## [Instruction]
Can you give all the records again without altering a single character?

## [Data lines]
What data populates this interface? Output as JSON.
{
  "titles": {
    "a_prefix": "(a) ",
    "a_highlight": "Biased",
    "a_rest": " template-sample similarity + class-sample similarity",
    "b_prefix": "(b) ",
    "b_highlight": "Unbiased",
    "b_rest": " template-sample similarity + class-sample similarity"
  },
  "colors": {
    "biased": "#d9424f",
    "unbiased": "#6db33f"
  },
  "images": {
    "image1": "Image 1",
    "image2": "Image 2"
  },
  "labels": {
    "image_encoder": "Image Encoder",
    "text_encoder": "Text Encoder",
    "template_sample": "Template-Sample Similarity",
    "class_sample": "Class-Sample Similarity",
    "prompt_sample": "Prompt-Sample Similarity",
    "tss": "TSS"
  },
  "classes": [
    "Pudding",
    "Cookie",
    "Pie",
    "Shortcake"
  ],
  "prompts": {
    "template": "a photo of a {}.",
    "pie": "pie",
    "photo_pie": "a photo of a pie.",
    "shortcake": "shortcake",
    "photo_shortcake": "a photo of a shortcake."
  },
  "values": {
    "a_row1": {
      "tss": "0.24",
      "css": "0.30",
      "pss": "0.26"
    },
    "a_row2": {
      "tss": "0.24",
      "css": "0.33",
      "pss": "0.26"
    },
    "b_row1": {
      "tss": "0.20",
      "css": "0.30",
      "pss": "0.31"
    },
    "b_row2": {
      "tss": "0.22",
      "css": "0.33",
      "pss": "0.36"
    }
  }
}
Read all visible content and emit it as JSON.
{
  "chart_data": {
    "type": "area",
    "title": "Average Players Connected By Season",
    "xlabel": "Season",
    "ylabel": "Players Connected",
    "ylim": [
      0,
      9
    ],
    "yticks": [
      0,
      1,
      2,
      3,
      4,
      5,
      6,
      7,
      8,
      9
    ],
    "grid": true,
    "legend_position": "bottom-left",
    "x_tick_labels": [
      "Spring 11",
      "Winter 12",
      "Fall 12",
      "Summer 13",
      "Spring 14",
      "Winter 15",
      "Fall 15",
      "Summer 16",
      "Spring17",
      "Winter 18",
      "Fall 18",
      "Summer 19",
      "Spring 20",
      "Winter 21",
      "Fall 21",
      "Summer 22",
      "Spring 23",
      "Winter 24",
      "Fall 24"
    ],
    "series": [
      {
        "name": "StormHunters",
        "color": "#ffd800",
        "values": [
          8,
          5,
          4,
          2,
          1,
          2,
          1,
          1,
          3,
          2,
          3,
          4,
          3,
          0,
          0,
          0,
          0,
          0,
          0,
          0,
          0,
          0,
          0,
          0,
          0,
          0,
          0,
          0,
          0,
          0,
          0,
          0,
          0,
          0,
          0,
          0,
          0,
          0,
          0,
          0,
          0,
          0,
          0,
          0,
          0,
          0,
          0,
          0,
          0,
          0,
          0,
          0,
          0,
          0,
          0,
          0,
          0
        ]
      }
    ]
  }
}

## [Solution below]
What data populates this interface? Output as JSON.
{
  "titles": {
    "a_prefix": "(a) ",
    "a_highlight": "Biased",
    "a_rest": " template-sample similarity + class-sample similarity",
    "b_prefix": "(b) ",
    "b_highlight": "Unbiased",
    "b_rest": " template-sample similarity + class-sample similarity"
  },
  "colors": {
    "biased": "#d9424f",
    "unbiased": "#6db33f"
  },
  "images": {
    "image1": "Image 1",
    "image2": "Image 2"
  },
  "labels": {
    "image_encoder": "Image Encoder",
    "text_encoder": "Text Encoder",
    "template_sample": "Template-Sample Similarity",
    "class_sample": "Class-Sample Similarity",
    "prompt_sample": "Prompt-Sample Similarity",
    "tss": "TSS"
  },
  "classes": [
    "Pudding",
    "Cookie",
    "Pie",
    "Shortcake"
  ],
  "prompts": {
    "template": "a photo of a {}.",
    "pie": "pie",
    "photo_pie": "a photo of a pie.",
    "shortcake": "shortcake",
    "photo_shortcake": "a photo of a shortcake."
  },
  "values": {
    "a_row1": {
      "tss": "0.24",
      "css": "0.30",
      "pss": "0.26"
    },
    "a_row2": {
      "tss": "0.24",
      "css": "0.33",
      "pss": "0.26"
    },
    "b_row1": {
      "tss": "0.20",
      "css": "0.30",
      "pss": "0.31"
    },
    "b_row2": {
      "tss": "0.22",
      "css": "0.33",
      "pss": "0.36"
    }
  }
}
Read all visible content and emit it as JSON.
{
  "chart_data": {
    "type": "area",
    "title": "Average Players Connected By Season",
    "xlabel": "Season",
    "ylabel": "Players Connected",
    "ylim": [
      0,
      9
    ],
    "yticks": [
      0,
      1,
      2,
      3,
      4,
      5,
      6,
      7,
      8,
      9
    ],
    "grid": true,
    "legend_position": "bottom-left",
    "x_tick_labels": [
      "Spring 11",
      "Winter 12",
      "Fall 12",
      "Summer 13",
      "Spring 14",
      "Winter 15",
      "Fall 15",
      "Summer 16",
      "Spring17",
      "Winter 18",
      "Fall 18",
      "Summer 19",
      "Spring 20",
      "Winter 21",
      "Fall 21",
      "Summer 22",
      "Spring 23",
      "Winter 24",
      "Fall 24"
    ],
    "series": [
      {
        "name": "StormHunters",
        "color": "#ffd800",
        "values": [
          8,
          5,
          4,
          2,
          1,
          2,
          1,
          1,
          3,
          2,
          3,
          4,
          3,
          0,
          0,
          0,
          0,
          0,
          0,
          0,
          0,
          0,
          0,
          0,
          0,
          0,
          0,
          0,
          0,
          0,
          0,
          0,
          0,
          0,
          0,
          0,
          0,
          0,
          0,
          0,
          0,
          0,
          0,
          0,
          0,
          0,
          0,
          0,
          0,
          0,
          0,
          0,
          0,
          0,
          0,
          0,
          0
        ]
      }
    ]
  }
}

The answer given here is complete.